**What is asked:** Produce a word-for-word copy of the listing below without its pictures.

**Raw records:**

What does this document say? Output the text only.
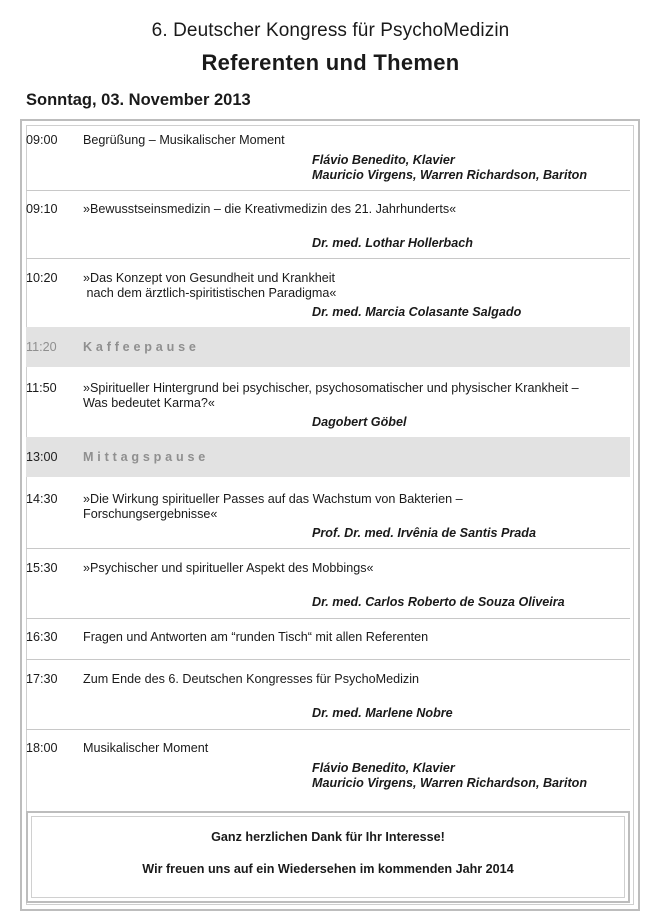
6. Deutscher Kongress für PsychoMedizin
Referenten und Themen
Sonntag, 03. November 2013
09:00	Begrüßung – Musikalischer Moment
Flávio Benedito, Klavier
Mauricio Virgens, Warren Richardson, Bariton
09:10	»Bewusstseinsmedizin – die Kreativmedizin des 21. Jahrhunderts«
Dr. med. Lothar Hollerbach
10:20	»Das Konzept von Gesundheit und Krankheit
nach dem ärztlich-spiritistischen Paradigma«
Dr. med. Marcia Colasante Salgado
11:20 Kaffeepause
11:50	»Spiritueller Hintergrund bei psychischer, psychosomatischer und physischer Krankheit –
Was bedeutet Karma?«
Dagobert Göbel
13:00 Mittagspause
14:30	»Die Wirkung spiritueller Passes auf das Wachstum von Bakterien –
Forschungsergebnisse«
Prof. Dr. med. Irvênia de Santis Prada
15:30	»Psychischer und spiritueller Aspekt des Mobbings«
Dr. med. Carlos Roberto de Souza Oliveira
16:30	Fragen und Antworten am “runden Tisch“ mit allen Referenten
17:30	Zum Ende des 6. Deutschen Kongresses für PsychoMedizin
Dr. med. Marlene Nobre
18:00	Musikalischer Moment
Flávio Benedito, Klavier
Mauricio Virgens, Warren Richardson, Bariton
Ganz herzlichen Dank für Ihr Interesse!
Wir freuen uns auf ein Wiedersehen im kommenden Jahr 2014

**Result:**
What does this document say? Output the text only.
6. Deutscher Kongress für PsychoMedizin
Referenten und Themen
Sonntag, 03. November 2013
09:00	Begrüßung – Musikalischer Moment
Flávio Benedito, Klavier
Mauricio Virgens, Warren Richardson, Bariton
09:10	»Bewusstseinsmedizin – die Kreativmedizin des 21. Jahrhunderts«
Dr. med. Lothar Hollerbach
10:20	»Das Konzept von Gesundheit und Krankheit
nach dem ärztlich-spiritistischen Paradigma«
Dr. med. Marcia Colasante Salgado
11:20 Kaffeepause
11:50	»Spiritueller Hintergrund bei psychischer, psychosomatischer und physischer Krankheit –
Was bedeutet Karma?«
Dagobert Göbel
13:00 Mittagspause
14:30	»Die Wirkung spiritueller Passes auf das Wachstum von Bakterien –
Forschungsergebnisse«
Prof. Dr. med. Irvênia de Santis Prada
15:30	»Psychischer und spiritueller Aspekt des Mobbings«
Dr. med. Carlos Roberto de Souza Oliveira
16:30	Fragen und Antworten am “runden Tisch“ mit allen Referenten
17:30	Zum Ende des 6. Deutschen Kongresses für PsychoMedizin
Dr. med. Marlene Nobre
18:00	Musikalischer Moment
Flávio Benedito, Klavier
Mauricio Virgens, Warren Richardson, Bariton
Ganz herzlichen Dank für Ihr Interesse!
Wir freuen uns auf ein Wiedersehen im kommenden Jahr 2014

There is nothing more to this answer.